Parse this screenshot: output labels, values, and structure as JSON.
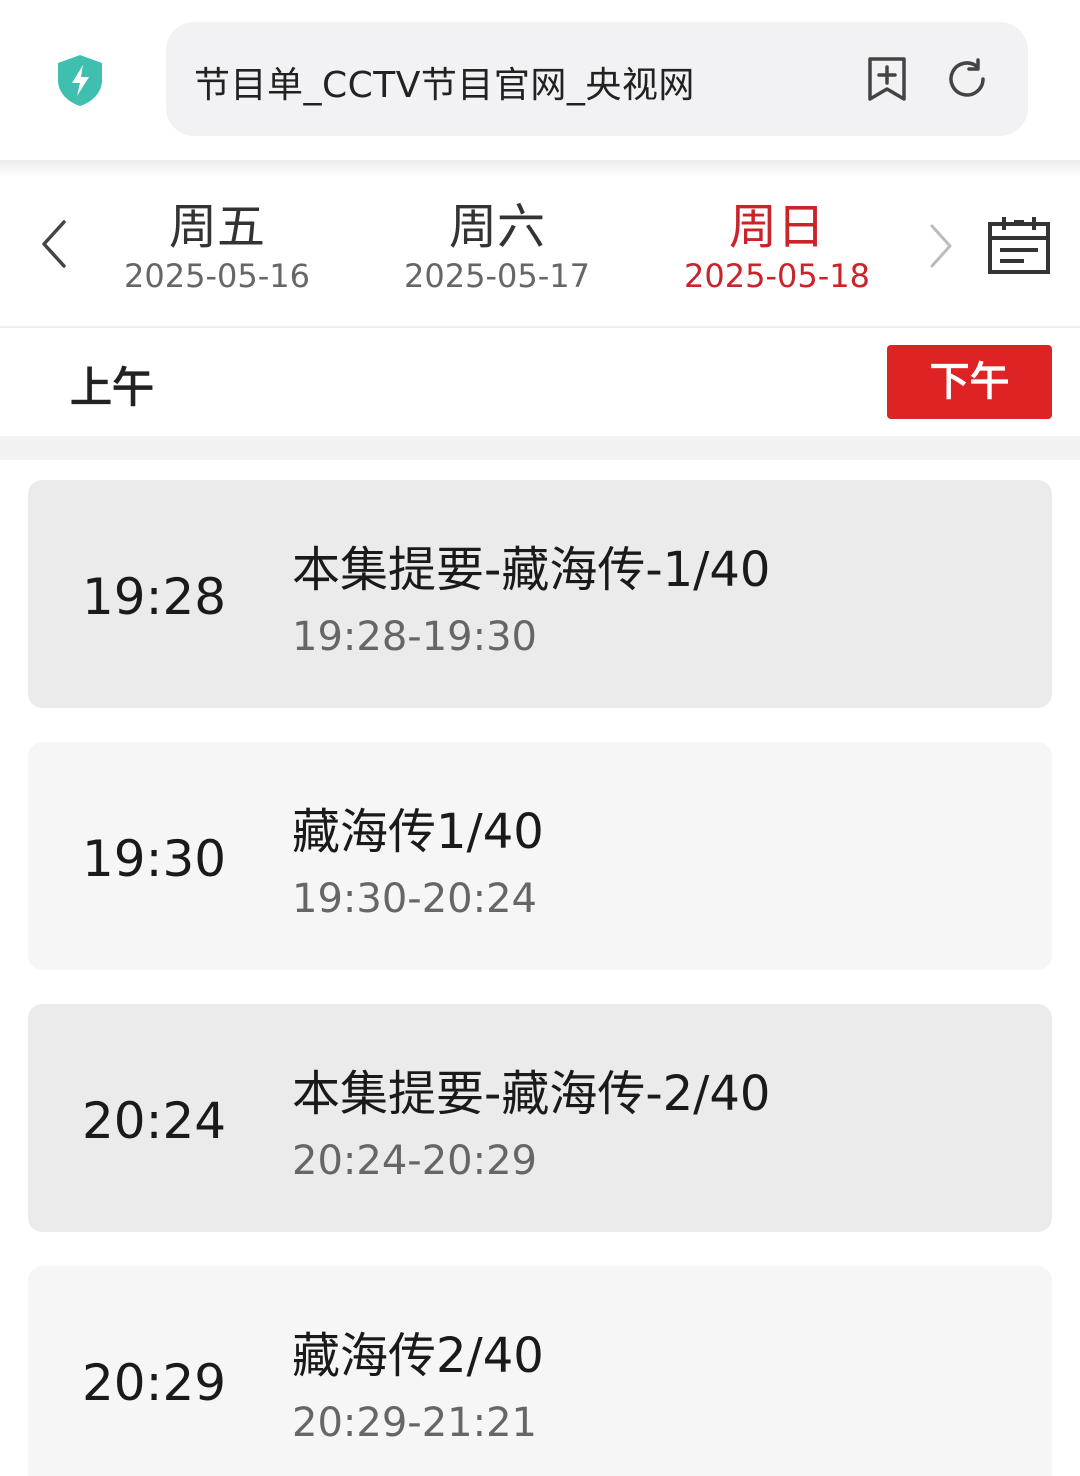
{
  "browser": {
    "title": "节目单_CCTV节目官网_央视网",
    "shield_icon": "shield-bolt-icon",
    "bookmark_icon": "add-bookmark-icon",
    "reload_icon": "reload-icon",
    "accent": "#3fbfb0"
  },
  "date_nav": {
    "prev_icon": "chevron-left-icon",
    "next_icon": "chevron-right-icon",
    "calendar_icon": "calendar-icon",
    "days": [
      {
        "weekday": "周五",
        "date": "2025-05-16",
        "active": false
      },
      {
        "weekday": "周六",
        "date": "2025-05-17",
        "active": false
      },
      {
        "weekday": "周日",
        "date": "2025-05-18",
        "active": true
      }
    ],
    "active_color": "#c8242a"
  },
  "period": {
    "am_label": "上午",
    "pm_label": "下午",
    "selected": "下午",
    "pm_color": "#dd2323"
  },
  "programs": [
    {
      "time": "19:28",
      "title": "本集提要-藏海传-1/40",
      "range": "19:28-19:30"
    },
    {
      "time": "19:30",
      "title": "藏海传1/40",
      "range": "19:30-20:24"
    },
    {
      "time": "20:24",
      "title": "本集提要-藏海传-2/40",
      "range": "20:24-20:29"
    },
    {
      "time": "20:29",
      "title": "藏海传2/40",
      "range": "20:29-21:21"
    }
  ]
}
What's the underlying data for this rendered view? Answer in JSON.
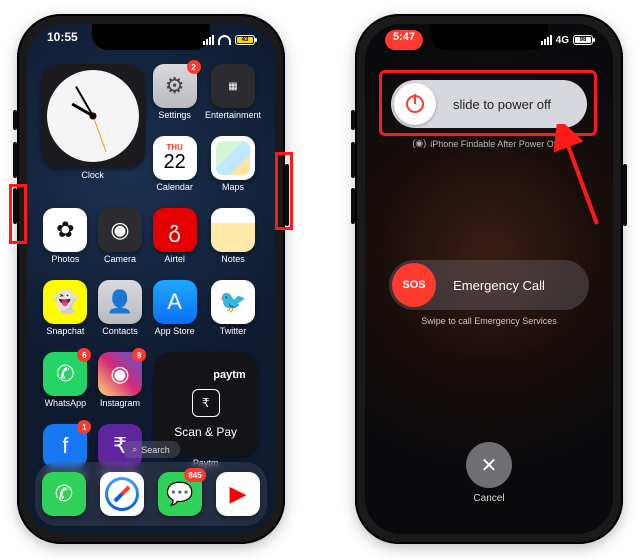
{
  "left": {
    "status": {
      "time": "10:55",
      "battery": "43"
    },
    "widgets": {
      "clock_label": "Clock",
      "paytm_brand": "paytm",
      "paytm_label": "Scan & Pay"
    },
    "apps": {
      "settings": {
        "label": "Settings",
        "badge": "2"
      },
      "entertain": {
        "label": "Entertainment"
      },
      "calendar": {
        "label": "Calendar",
        "weekday": "THU",
        "day": "22"
      },
      "maps": {
        "label": "Maps"
      },
      "photos": {
        "label": "Photos"
      },
      "camera": {
        "label": "Camera"
      },
      "airtel": {
        "label": "Airtel"
      },
      "notes": {
        "label": "Notes"
      },
      "snapchat": {
        "label": "Snapchat"
      },
      "contacts": {
        "label": "Contacts"
      },
      "appstore": {
        "label": "App Store"
      },
      "twitter": {
        "label": "Twitter"
      },
      "whatsapp": {
        "label": "WhatsApp",
        "badge": "6"
      },
      "instagram": {
        "label": "Instagram",
        "badge": "9"
      },
      "facebook": {
        "label": "Facebook",
        "badge": "1"
      },
      "phonepe": {
        "label": "PhonePe"
      },
      "paytm": {
        "label": "Paytm"
      }
    },
    "search": "Search",
    "dock": {
      "messages_badge": "845"
    }
  },
  "right": {
    "status": {
      "time": "5:47",
      "net": "4G",
      "battery": "98"
    },
    "slide_label": "slide to power off",
    "findable": "iPhone Findable After Power Off",
    "sos_knob": "SOS",
    "sos_label": "Emergency Call",
    "sos_sub": "Swipe to call Emergency Services",
    "cancel": "Cancel"
  }
}
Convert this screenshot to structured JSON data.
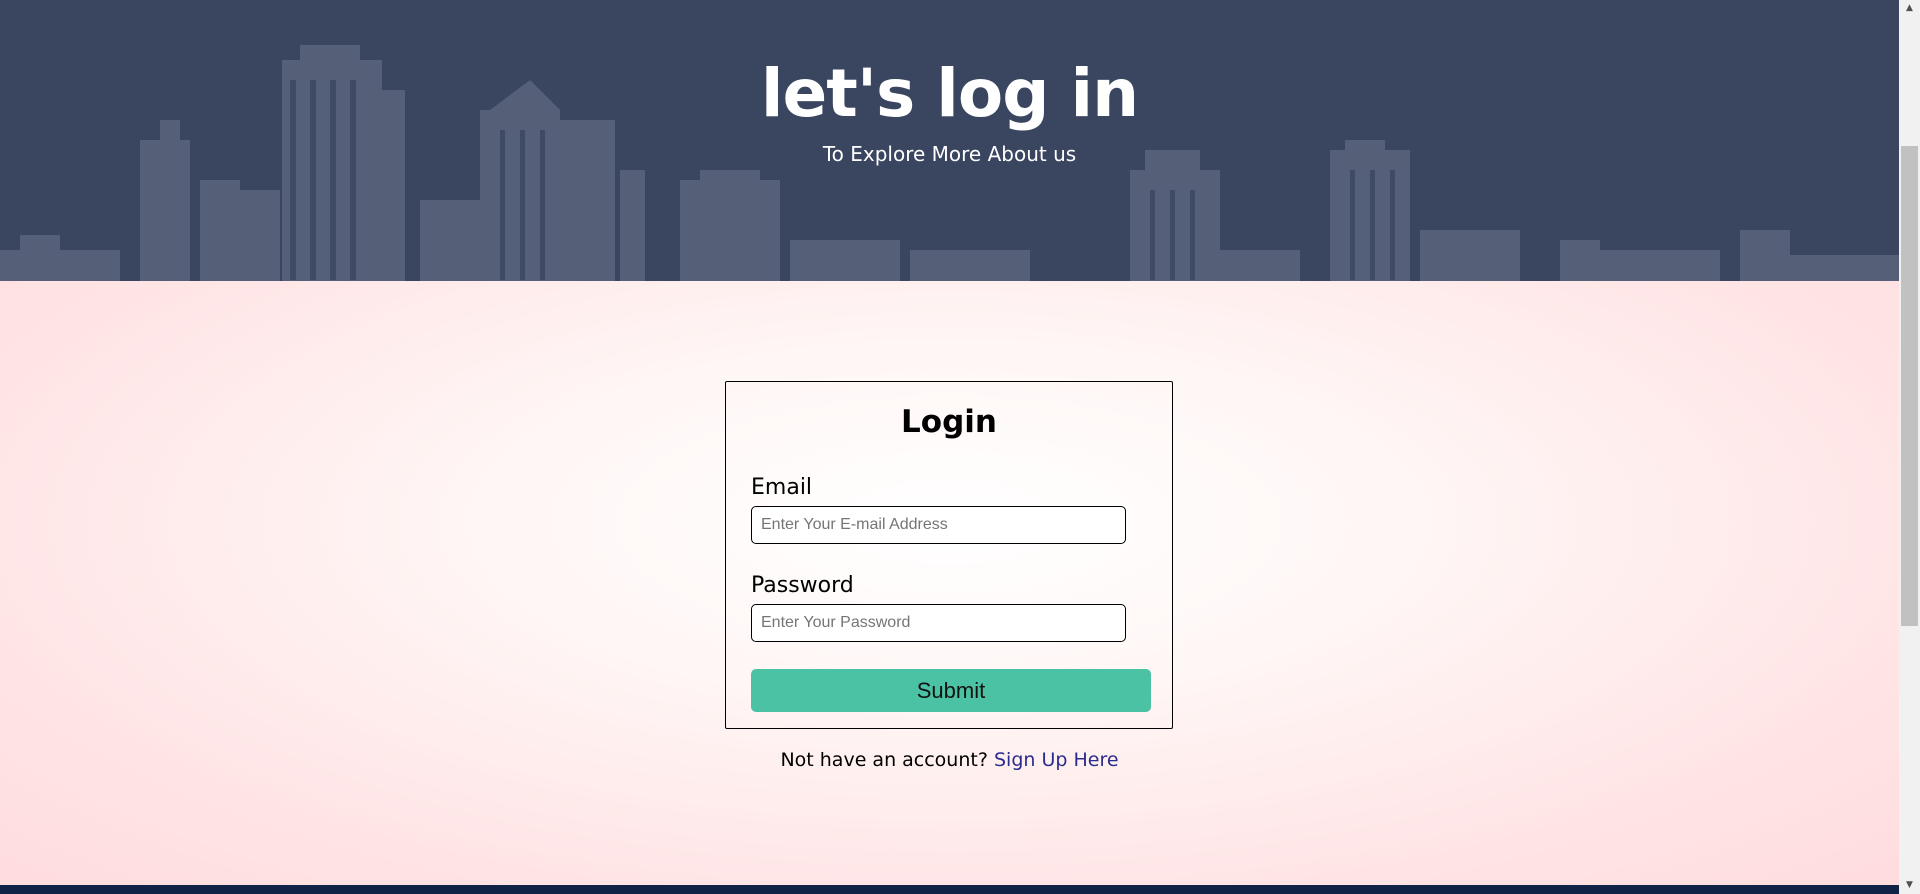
{
  "hero": {
    "title": "let's log in",
    "subtitle": "To Explore More About us"
  },
  "login": {
    "title": "Login",
    "email_label": "Email",
    "email_placeholder": "Enter Your E-mail Address",
    "password_label": "Password",
    "password_placeholder": "Enter Your Password",
    "submit_label": "Submit"
  },
  "signup": {
    "prompt": "Not have an account?",
    "link": "Sign Up Here"
  },
  "colors": {
    "hero_bg": "#3a4560",
    "submit_bg": "#4cc2a5",
    "link": "#2b2b8c",
    "footer": "#102346"
  }
}
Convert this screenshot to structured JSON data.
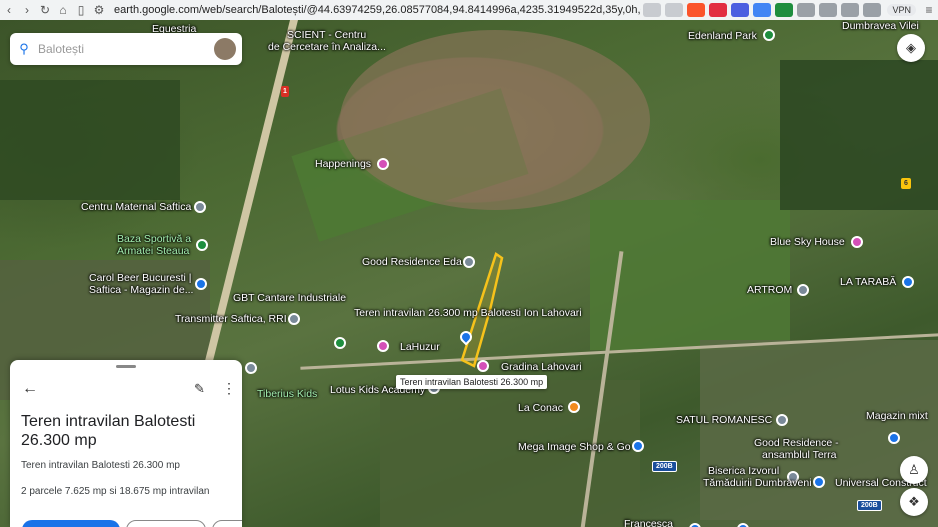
{
  "browser": {
    "url": "earth.google.com/web/search/Balotești/@44.63974259,26.08577084,94.8414996a,4235.31949522d,35y,0h,0t,0...",
    "vpn_label": "VPN"
  },
  "search": {
    "placeholder": "Balotești"
  },
  "map_labels": {
    "equestria": "Equestria",
    "scient": "SCIENT - Centru",
    "scient2": "de Cercetare în Analiza...",
    "edenland": "Edenland Park",
    "dumbravea": "Dumbravea Vilei",
    "happenings": "Happenings",
    "centru_maternal": "Centru Maternal Saftica",
    "baza_sportiva1": "Baza Sportivă a",
    "baza_sportiva2": "Armatei Steaua",
    "good_residence": "Good Residence Eda",
    "blue_sky": "Blue Sky House",
    "carol_beer1": "Carol Beer Bucuresti |",
    "carol_beer2": "Saftica - Magazin de...",
    "gbt": "GBT Cantare Industriale",
    "artrom": "ARTROM",
    "la_taraba": "LA TARABĂ",
    "transmitter": "Transmitter Saftica, RRI",
    "teren_main": "Teren intravilan  26.300 mp Balotesti Ion Lahovari",
    "lahuzur": "LaHuzur",
    "gradina": "Gradina Lahovari",
    "tiberius": "Tiberius Kids",
    "lotus": "Lotus Kids Academy",
    "la_conac": "La Conac",
    "satul": "SATUL ROMANESC",
    "magazin": "Magazin mixt",
    "good_res2": "Good Residence -",
    "good_res3": "ansamblul Terra",
    "mega_image": "Mega Image Shop & Go",
    "universal": "Universal Construct",
    "biserica1": "Biserica Izvorul",
    "biserica2": "Tămăduirii Dumbraveni",
    "francesca": "Francesca",
    "tooltip": "Teren intravilan Balotesti 26.300 mp"
  },
  "road_signs": {
    "r1": "1",
    "r6": "6",
    "r200b_a": "200B",
    "r200b_b": "200B"
  },
  "panel": {
    "title": "Teren intravilan Balotesti 26.300 mp",
    "description": "Teren intravilan Balotesti 26.300 mp",
    "details": "2 parcele 7.625 mp si 18.675 mp intravilan"
  },
  "colors": {
    "accent": "#1a73e8",
    "parcel_outline": "#f6c21b",
    "poi_pink": "#d44fb8",
    "poi_green": "#1e8e3e"
  },
  "icons": {
    "search": "search-icon",
    "layers": "layers-icon",
    "pegman": "pegman-icon",
    "compass": "compass-icon",
    "back": "back-arrow-icon",
    "edit": "pencil-icon",
    "more": "more-vert-icon"
  }
}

(EXERCISE TASK):
With the pictures omitted, reproduce the records in full and exactly.

(EXERCISE ANSWER):
Parse this screenshot: output labels, values, and structure as JSON.
{
  "browser": {
    "title": "节目单_CCTV节目官网_央视网",
    "shield_icon": "shield-bolt-icon",
    "bookmark_icon": "add-bookmark-icon",
    "reload_icon": "reload-icon",
    "accent": "#3fbfb0"
  },
  "date_nav": {
    "prev_icon": "chevron-left-icon",
    "next_icon": "chevron-right-icon",
    "calendar_icon": "calendar-icon",
    "days": [
      {
        "weekday": "周五",
        "date": "2025-05-16",
        "active": false
      },
      {
        "weekday": "周六",
        "date": "2025-05-17",
        "active": false
      },
      {
        "weekday": "周日",
        "date": "2025-05-18",
        "active": true
      }
    ],
    "active_color": "#c8242a"
  },
  "period": {
    "am_label": "上午",
    "pm_label": "下午",
    "selected": "下午",
    "pm_color": "#dd2323"
  },
  "programs": [
    {
      "time": "19:28",
      "title": "本集提要-藏海传-1/40",
      "range": "19:28-19:30"
    },
    {
      "time": "19:30",
      "title": "藏海传1/40",
      "range": "19:30-20:24"
    },
    {
      "time": "20:24",
      "title": "本集提要-藏海传-2/40",
      "range": "20:24-20:29"
    },
    {
      "time": "20:29",
      "title": "藏海传2/40",
      "range": "20:29-21:21"
    }
  ]
}
What's the underlying data for this rendered view? Answer in JSON.
{
  "left": {
    "status": {
      "time": "10:55",
      "battery": "43"
    },
    "widgets": {
      "clock_label": "Clock",
      "paytm_brand": "paytm",
      "paytm_label": "Scan & Pay"
    },
    "apps": {
      "settings": {
        "label": "Settings",
        "badge": "2"
      },
      "entertain": {
        "label": "Entertainment"
      },
      "calendar": {
        "label": "Calendar",
        "weekday": "THU",
        "day": "22"
      },
      "maps": {
        "label": "Maps"
      },
      "photos": {
        "label": "Photos"
      },
      "camera": {
        "label": "Camera"
      },
      "airtel": {
        "label": "Airtel"
      },
      "notes": {
        "label": "Notes"
      },
      "snapchat": {
        "label": "Snapchat"
      },
      "contacts": {
        "label": "Contacts"
      },
      "appstore": {
        "label": "App Store"
      },
      "twitter": {
        "label": "Twitter"
      },
      "whatsapp": {
        "label": "WhatsApp",
        "badge": "6"
      },
      "instagram": {
        "label": "Instagram",
        "badge": "9"
      },
      "facebook": {
        "label": "Facebook",
        "badge": "1"
      },
      "phonepe": {
        "label": "PhonePe"
      },
      "paytm": {
        "label": "Paytm"
      }
    },
    "search": "Search",
    "dock": {
      "messages_badge": "845"
    }
  },
  "right": {
    "status": {
      "time": "5:47",
      "net": "4G",
      "battery": "98"
    },
    "slide_label": "slide to power off",
    "findable": "iPhone Findable After Power Off",
    "sos_knob": "SOS",
    "sos_label": "Emergency Call",
    "sos_sub": "Swipe to call Emergency Services",
    "cancel": "Cancel"
  }
}
Convert this screenshot to structured JSON data.
{
  "hero": {
    "title": "let's log in",
    "subtitle": "To Explore More About us"
  },
  "login": {
    "title": "Login",
    "email_label": "Email",
    "email_placeholder": "Enter Your E-mail Address",
    "password_label": "Password",
    "password_placeholder": "Enter Your Password",
    "submit_label": "Submit"
  },
  "signup": {
    "prompt": "Not have an account?",
    "link": "Sign Up Here"
  },
  "colors": {
    "hero_bg": "#3a4560",
    "submit_bg": "#4cc2a5",
    "link": "#2b2b8c",
    "footer": "#102346"
  }
}
Convert this screenshot to structured JSON data.
{
  "browser": {
    "url": "earth.google.com/web/search/Balotești/@44.63974259,26.08577084,94.8414996a,4235.31949522d,35y,0h,0t,0...",
    "vpn_label": "VPN"
  },
  "search": {
    "placeholder": "Balotești"
  },
  "map_labels": {
    "equestria": "Equestria",
    "scient": "SCIENT - Centru",
    "scient2": "de Cercetare în Analiza...",
    "edenland": "Edenland Park",
    "dumbravea": "Dumbravea Vilei",
    "happenings": "Happenings",
    "centru_maternal": "Centru Maternal Saftica",
    "baza_sportiva1": "Baza Sportivă a",
    "baza_sportiva2": "Armatei Steaua",
    "good_residence": "Good Residence Eda",
    "blue_sky": "Blue Sky House",
    "carol_beer1": "Carol Beer Bucuresti |",
    "carol_beer2": "Saftica - Magazin de...",
    "gbt": "GBT Cantare Industriale",
    "artrom": "ARTROM",
    "la_taraba": "LA TARABĂ",
    "transmitter": "Transmitter Saftica, RRI",
    "teren_main": "Teren intravilan  26.300 mp Balotesti Ion Lahovari",
    "lahuzur": "LaHuzur",
    "gradina": "Gradina Lahovari",
    "tiberius": "Tiberius Kids",
    "lotus": "Lotus Kids Academy",
    "la_conac": "La Conac",
    "satul": "SATUL ROMANESC",
    "magazin": "Magazin mixt",
    "good_res2": "Good Residence -",
    "good_res3": "ansamblul Terra",
    "mega_image": "Mega Image Shop & Go",
    "universal": "Universal Construct",
    "biserica1": "Biserica Izvorul",
    "biserica2": "Tămăduirii Dumbraveni",
    "francesca": "Francesca",
    "tooltip": "Teren intravilan Balotesti 26.300 mp"
  },
  "road_signs": {
    "r1": "1",
    "r6": "6",
    "r200b_a": "200B",
    "r200b_b": "200B"
  },
  "panel": {
    "title": "Teren intravilan Balotesti 26.300 mp",
    "description": "Teren intravilan Balotesti 26.300 mp",
    "details": "2 parcele 7.625 mp si 18.675 mp intravilan"
  },
  "colors": {
    "accent": "#1a73e8",
    "parcel_outline": "#f6c21b",
    "poi_pink": "#d44fb8",
    "poi_green": "#1e8e3e"
  },
  "icons": {
    "search": "search-icon",
    "layers": "layers-icon",
    "pegman": "pegman-icon",
    "compass": "compass-icon",
    "back": "back-arrow-icon",
    "edit": "pencil-icon",
    "more": "more-vert-icon"
  }
}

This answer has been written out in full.